__WHAT THE TASK ASKS__:
Collect every line in the records below that contains the word "title".
********************
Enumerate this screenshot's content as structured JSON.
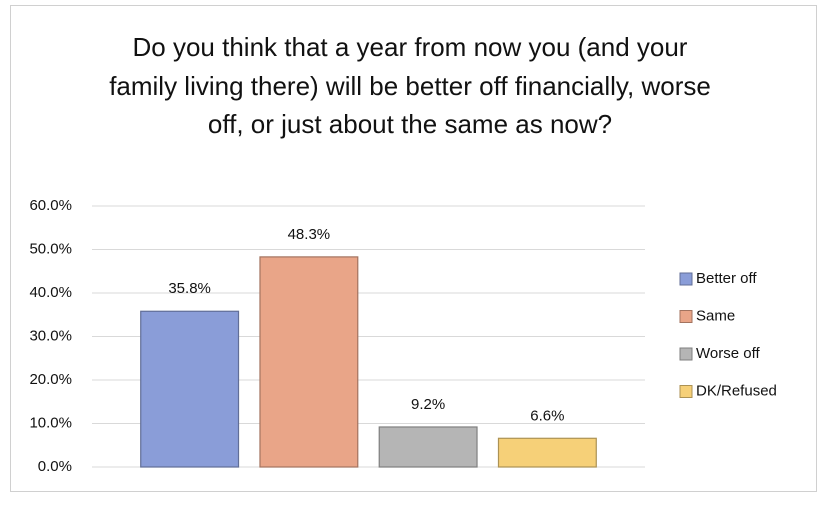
{
  "chart_data": {
    "type": "bar",
    "title": "Do you think that a year from now you (and your family living there) will be better off financially, worse off, or just about the same as now?",
    "categories": [
      null
    ],
    "series": [
      {
        "name": "Better off",
        "color": "#8a9dd8",
        "values": [
          35.8
        ],
        "value_labels": [
          "35.8%"
        ]
      },
      {
        "name": "Same",
        "color": "#e9a588",
        "values": [
          48.3
        ],
        "value_labels": [
          "48.3%"
        ]
      },
      {
        "name": "Worse off",
        "color": "#b5b5b5",
        "values": [
          9.2
        ],
        "value_labels": [
          "9.2%"
        ]
      },
      {
        "name": "DK/Refused",
        "color": "#f6d078",
        "values": [
          6.6
        ],
        "value_labels": [
          "6.6%"
        ]
      }
    ],
    "ylim": [
      0,
      60
    ],
    "yticks": [
      {
        "value": 0,
        "label": "0.0%"
      },
      {
        "value": 10,
        "label": "10.0%"
      },
      {
        "value": 20,
        "label": "20.0%"
      },
      {
        "value": 30,
        "label": "30.0%"
      },
      {
        "value": 40,
        "label": "40.0%"
      },
      {
        "value": 50,
        "label": "50.0%"
      },
      {
        "value": 60,
        "label": "60.0%"
      }
    ],
    "grid": true,
    "legend": "right"
  }
}
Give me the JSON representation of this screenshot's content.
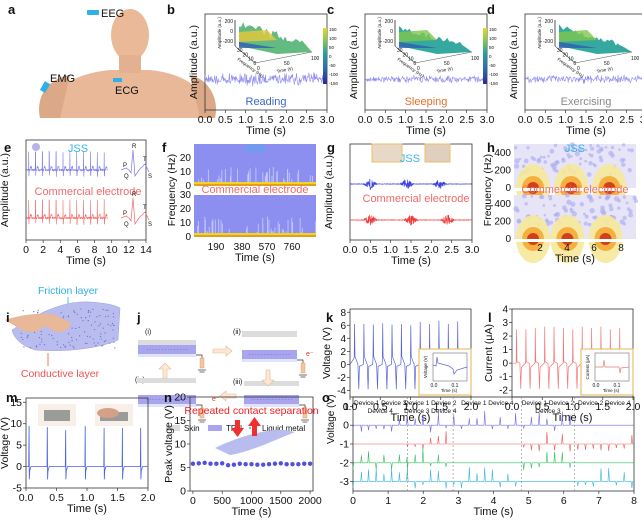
{
  "figure": {
    "panels": {
      "a": {
        "label": "a",
        "sites": [
          "EEG",
          "EMG",
          "ECG"
        ]
      },
      "b": {
        "label": "b"
      },
      "c": {
        "label": "c"
      },
      "d": {
        "label": "d"
      },
      "e": {
        "label": "e"
      },
      "f": {
        "label": "f"
      },
      "g": {
        "label": "g"
      },
      "h": {
        "label": "h"
      },
      "i": {
        "label": "i",
        "top_label": "Friction layer",
        "bottom_label": "Conductive layer"
      },
      "j": {
        "label": "j",
        "steps": [
          "(i)",
          "(ii)",
          "(iii)",
          "(iv)"
        ],
        "electron": "e⁻",
        "legend": [
          "Skin",
          "TPU",
          "Liquid metal"
        ]
      },
      "k": {
        "label": "k"
      },
      "l": {
        "label": "l"
      },
      "m": {
        "label": "m"
      },
      "n": {
        "label": "n"
      },
      "o": {
        "label": "o"
      }
    },
    "colors": {
      "jss_blue": "#3cb4e6",
      "eeg_trace": "#8f8cf0",
      "commercial_red": "#f06a6a",
      "k_trace": "#5b64d8",
      "l_trace": "#f07a7a",
      "inset_border": "#e8c06a",
      "skin": "#dcdcdc",
      "tpu": "#a9a4ee",
      "o_blue": "#6d6de0",
      "o_red": "#f05a5a",
      "o_green": "#33c060",
      "o_cyan": "#33b6e0"
    }
  },
  "chart_data": [
    {
      "id": "b",
      "type": "line",
      "title": "",
      "annotation": "Reading",
      "annotation_color": "#3a66c4",
      "xlabel": "Time (s)",
      "ylabel": "Amplitude (a.u.)",
      "xlim": [
        0,
        3
      ],
      "xticks": [
        "0.0",
        "0.5",
        "1.0",
        "1.5",
        "2.0",
        "2.5",
        "3.0"
      ],
      "inset": {
        "type": "surface",
        "zlabel": "Amplitude (a.u.)",
        "xlabel": "Time (s)",
        "ylabel": "Frequency (Hz)",
        "zticks": [
          "200",
          "0",
          "-200"
        ],
        "xticks": [
          "0",
          "50",
          "100"
        ],
        "yticks": [
          "30",
          "20",
          "10",
          "0"
        ],
        "colorbar": [
          "150",
          "100",
          "50",
          "0",
          "-50",
          "-100",
          "-150"
        ]
      }
    },
    {
      "id": "c",
      "type": "line",
      "annotation": "Sleeping",
      "annotation_color": "#e0702a",
      "xlabel": "Time (s)",
      "ylabel": "Amplitude (a.u.)",
      "xlim": [
        0,
        3
      ],
      "xticks": [
        "0.0",
        "0.5",
        "1.0",
        "1.5",
        "2.0",
        "2.5",
        "3.0"
      ],
      "inset": {
        "type": "surface",
        "zlabel": "Amplitude (a.u.)",
        "xlabel": "Time (s)",
        "ylabel": "Frequency (Hz)",
        "zticks": [
          "200",
          "0",
          "-200"
        ],
        "xticks": [
          "0",
          "50",
          "100"
        ],
        "yticks": [
          "30",
          "20",
          "10",
          "0"
        ],
        "colorbar": [
          "150",
          "100",
          "50",
          "0",
          "-50",
          "-100",
          "-150"
        ]
      }
    },
    {
      "id": "d",
      "type": "line",
      "annotation": "Exercising",
      "annotation_color": "#8a8a8a",
      "xlabel": "Time (s)",
      "ylabel": "Amplitude (a.u.)",
      "xlim": [
        0,
        3
      ],
      "xticks": [
        "0.0",
        "0.5",
        "1.0",
        "1.5",
        "2.0",
        "2.5",
        "3.0"
      ],
      "inset": {
        "type": "surface",
        "zlabel": "Amplitude (a.u.)",
        "xlabel": "Time (s)",
        "ylabel": "Frequency (Hz)",
        "zticks": [
          "200",
          "0",
          "-200"
        ],
        "xticks": [
          "0",
          "50",
          "100"
        ],
        "yticks": [
          "30",
          "20",
          "10",
          "0"
        ],
        "colorbar": [
          "150",
          "100",
          "50",
          "0",
          "-50",
          "-100",
          "-150"
        ]
      }
    },
    {
      "id": "e",
      "type": "line",
      "xlabel": "Time (s)",
      "ylabel": "Amplitude (a.u.)",
      "xlim": [
        0,
        14
      ],
      "xticks": [
        "0",
        "2",
        "4",
        "6",
        "8",
        "10",
        "12",
        "14"
      ],
      "series": [
        {
          "name": "JSS",
          "color": "#3cb4e6",
          "trace_color": "#7b78e8",
          "beats_until_s": 9.5,
          "period_s": 0.8
        },
        {
          "name": "Commercial electrode",
          "color": "#f06a6a",
          "trace_color": "#f06a6a",
          "beats_until_s": 9.5,
          "period_s": 0.8
        }
      ],
      "pqrst_labels": [
        "P",
        "Q",
        "R",
        "T",
        "S"
      ]
    },
    {
      "id": "f",
      "type": "heatmap",
      "xlabel": "Time (s)",
      "ylabel": "Frequency (Hz)",
      "xticks": [
        "190",
        "380",
        "570",
        "760"
      ],
      "yticks": [
        "0",
        "10",
        "20",
        "30"
      ],
      "ylim": [
        0,
        30
      ],
      "series": [
        {
          "name": "JSS",
          "color": "#3cb4e6"
        },
        {
          "name": "Commercial electrode",
          "color": "#f06a6a"
        }
      ]
    },
    {
      "id": "g",
      "type": "line",
      "xlabel": "Time (s)",
      "ylabel": "Amplitude (a.u.)",
      "xlim": [
        0,
        3
      ],
      "xticks": [
        "0.0",
        "0.5",
        "1.0",
        "1.5",
        "2.0",
        "2.5",
        "3.0"
      ],
      "series": [
        {
          "name": "JSS",
          "color": "#3cb4e6",
          "trace_color": "#3b3fe0",
          "burst_centers_s": [
            0.5,
            1.4,
            2.2
          ]
        },
        {
          "name": "Commercial electrode",
          "color": "#f06a6a",
          "trace_color": "#f03a3a",
          "burst_centers_s": [
            0.5,
            1.5,
            2.4
          ]
        }
      ]
    },
    {
      "id": "h",
      "type": "heatmap",
      "xlabel": "Time (s)",
      "ylabel": "Frequency (Hz)",
      "xticks": [
        "2",
        "4",
        "6",
        "8"
      ],
      "yticks": [
        "0",
        "200",
        "400"
      ],
      "ylim": [
        0,
        500
      ],
      "series": [
        {
          "name": "JSS",
          "color": "#3cb4e6",
          "hot_centers_s": [
            1.5,
            4.5,
            7.5
          ]
        },
        {
          "name": "Commercial electrode",
          "color": "#f06a6a",
          "hot_centers_s": [
            1.5,
            4.2,
            7.2
          ]
        }
      ]
    },
    {
      "id": "k",
      "type": "line",
      "xlabel": "Time (s)",
      "ylabel": "Voltage (V)",
      "xlim": [
        0,
        2
      ],
      "ylim": [
        -5,
        8.5
      ],
      "xticks": [
        "0.0",
        "0.5",
        "1.0",
        "1.5",
        "2.0"
      ],
      "yticks": [
        "-4",
        "-2",
        "0",
        "2",
        "4",
        "6",
        "8"
      ],
      "peaks_max_V": [
        6.2,
        6.2,
        6.1,
        6.3,
        6.1,
        6.2,
        6.0,
        6.5,
        6.2,
        6.7,
        6.2,
        6.6
      ],
      "peaks_min_V": -3.8,
      "period_s": 0.155,
      "inset": {
        "xlabel": "Time (s)",
        "ylabel": "Voltage (V)",
        "xticks": [
          "0.0",
          "0.1"
        ]
      }
    },
    {
      "id": "l",
      "type": "line",
      "xlabel": "Time (s)",
      "ylabel": "Current (μA)",
      "xlim": [
        0,
        2
      ],
      "ylim": [
        -2.5,
        4
      ],
      "xticks": [
        "0.0",
        "0.5",
        "1.0",
        "1.5",
        "2.0"
      ],
      "yticks": [
        "-2",
        "-1",
        "0",
        "1",
        "2",
        "3",
        "4"
      ],
      "peaks_max": [
        2.5,
        2.5,
        2.6,
        2.7,
        2.7,
        2.6,
        2.5,
        2.7,
        2.6,
        2.7,
        2.5,
        2.6
      ],
      "peaks_min": -1.9,
      "period_s": 0.155,
      "inset": {
        "xlabel": "Time (s)",
        "ylabel": "Current (μA)",
        "xticks": [
          "0.0",
          "0.1"
        ],
        "yticks": [
          "2",
          "0",
          "-2"
        ]
      }
    },
    {
      "id": "m",
      "type": "line",
      "xlabel": "Time (s)",
      "ylabel": "Voltage (V)",
      "xlim": [
        0,
        2
      ],
      "ylim": [
        -5,
        16
      ],
      "xticks": [
        "0.0",
        "0.5",
        "1.0",
        "1.5",
        "2.0"
      ],
      "yticks": [
        "-5",
        "0",
        "5",
        "10",
        "15"
      ],
      "spike_times_s": [
        0.05,
        0.35,
        0.65,
        0.97,
        1.28,
        1.58,
        1.88
      ],
      "spike_max_V": [
        9.5,
        9.2,
        8.5,
        9.5,
        9.0,
        9.0,
        9.0
      ],
      "spike_min_V": -3.0
    },
    {
      "id": "n",
      "type": "scatter",
      "title": "Repeated contact separation",
      "xlabel": "Time (s)",
      "ylabel": "Peak voltage (V)",
      "xlim": [
        -50,
        2050
      ],
      "ylim": [
        0,
        20
      ],
      "xticks": [
        "0",
        "500",
        "1000",
        "1500",
        "2000"
      ],
      "yticks": [
        "0",
        "5",
        "10",
        "15",
        "20"
      ],
      "x": [
        0,
        100,
        200,
        300,
        400,
        500,
        600,
        700,
        800,
        900,
        1000,
        1100,
        1200,
        1300,
        1400,
        1500,
        1600,
        1700,
        1800,
        1900,
        2000
      ],
      "y": [
        5.8,
        5.9,
        6.0,
        5.8,
        5.8,
        5.9,
        5.5,
        5.6,
        5.8,
        5.7,
        5.7,
        5.6,
        5.6,
        5.7,
        5.8,
        5.9,
        5.7,
        5.7,
        5.7,
        5.8,
        5.8
      ]
    },
    {
      "id": "o",
      "type": "line",
      "xlabel": "Time (s)",
      "ylabel": "Voltage (V)",
      "xlim": [
        0,
        8
      ],
      "ylim": [
        -3.5,
        1.5
      ],
      "xticks": [
        "0",
        "1",
        "2",
        "3",
        "4",
        "5",
        "6",
        "7",
        "8"
      ],
      "yticks": [
        "-3",
        "-2",
        "-1",
        "0",
        "1"
      ],
      "segments": [
        {
          "start": 0,
          "end": 1.55,
          "label": [
            "Device 1 Device 3",
            "Device 4"
          ],
          "active": [
            true,
            false,
            true,
            true
          ]
        },
        {
          "start": 1.55,
          "end": 2.85,
          "label": [
            "Device 1 Device 2",
            "Device 3 Device 4"
          ],
          "active": [
            true,
            true,
            true,
            true
          ]
        },
        {
          "start": 2.85,
          "end": 4.8,
          "label": [
            "Device 1 Device 4"
          ],
          "active": [
            true,
            false,
            false,
            true
          ]
        },
        {
          "start": 4.8,
          "end": 6.3,
          "label": [
            "Device 1 Device 2",
            "Device 3"
          ],
          "active": [
            true,
            true,
            true,
            false
          ]
        },
        {
          "start": 6.3,
          "end": 8,
          "label": [
            "Device 2 Device 4"
          ],
          "active": [
            false,
            true,
            false,
            true
          ]
        }
      ],
      "series": [
        {
          "name": "Device 1",
          "offset": 0
        },
        {
          "name": "Device 2",
          "offset": -1
        },
        {
          "name": "Device 3",
          "offset": -2
        },
        {
          "name": "Device 4",
          "offset": -3
        }
      ]
    }
  ]
}
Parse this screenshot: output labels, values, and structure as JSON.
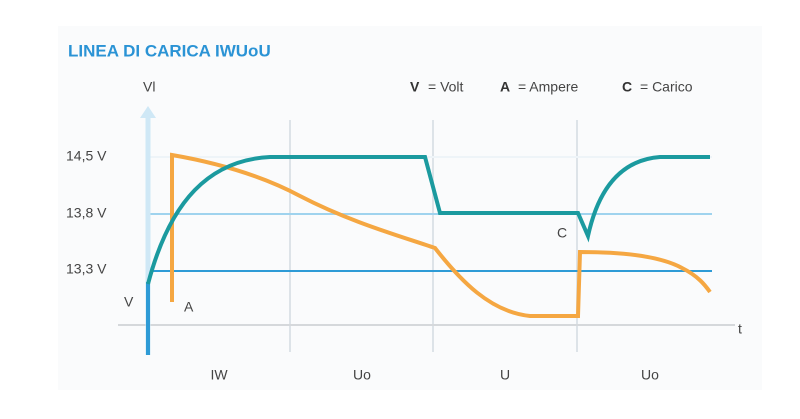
{
  "header": {
    "title": "LINEA DI CARICA IWUoU"
  },
  "axis": {
    "y_label": "Vl",
    "x_label": "t"
  },
  "legend": [
    {
      "key": "V",
      "text": "= Volt"
    },
    {
      "key": "A",
      "text": "= Ampere"
    },
    {
      "key": "C",
      "text": "= Carico"
    }
  ],
  "levels": [
    "14,5 V",
    "13,8 V",
    "13,3 V"
  ],
  "curve_labels": {
    "voltage": "V",
    "current": "A",
    "load": "C"
  },
  "phases": [
    "IW",
    "Uo",
    "U",
    "Uo"
  ]
}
********************
__COMPLETE OUTPUT__:
    "title": "Do you think that a year from now you (and your family living there) will be better off financially, worse off, or just about the same as now?",
      "title": "",
      "title": "Repeated contact separation",
    "title": "LINEA DI CARICA IWUoU"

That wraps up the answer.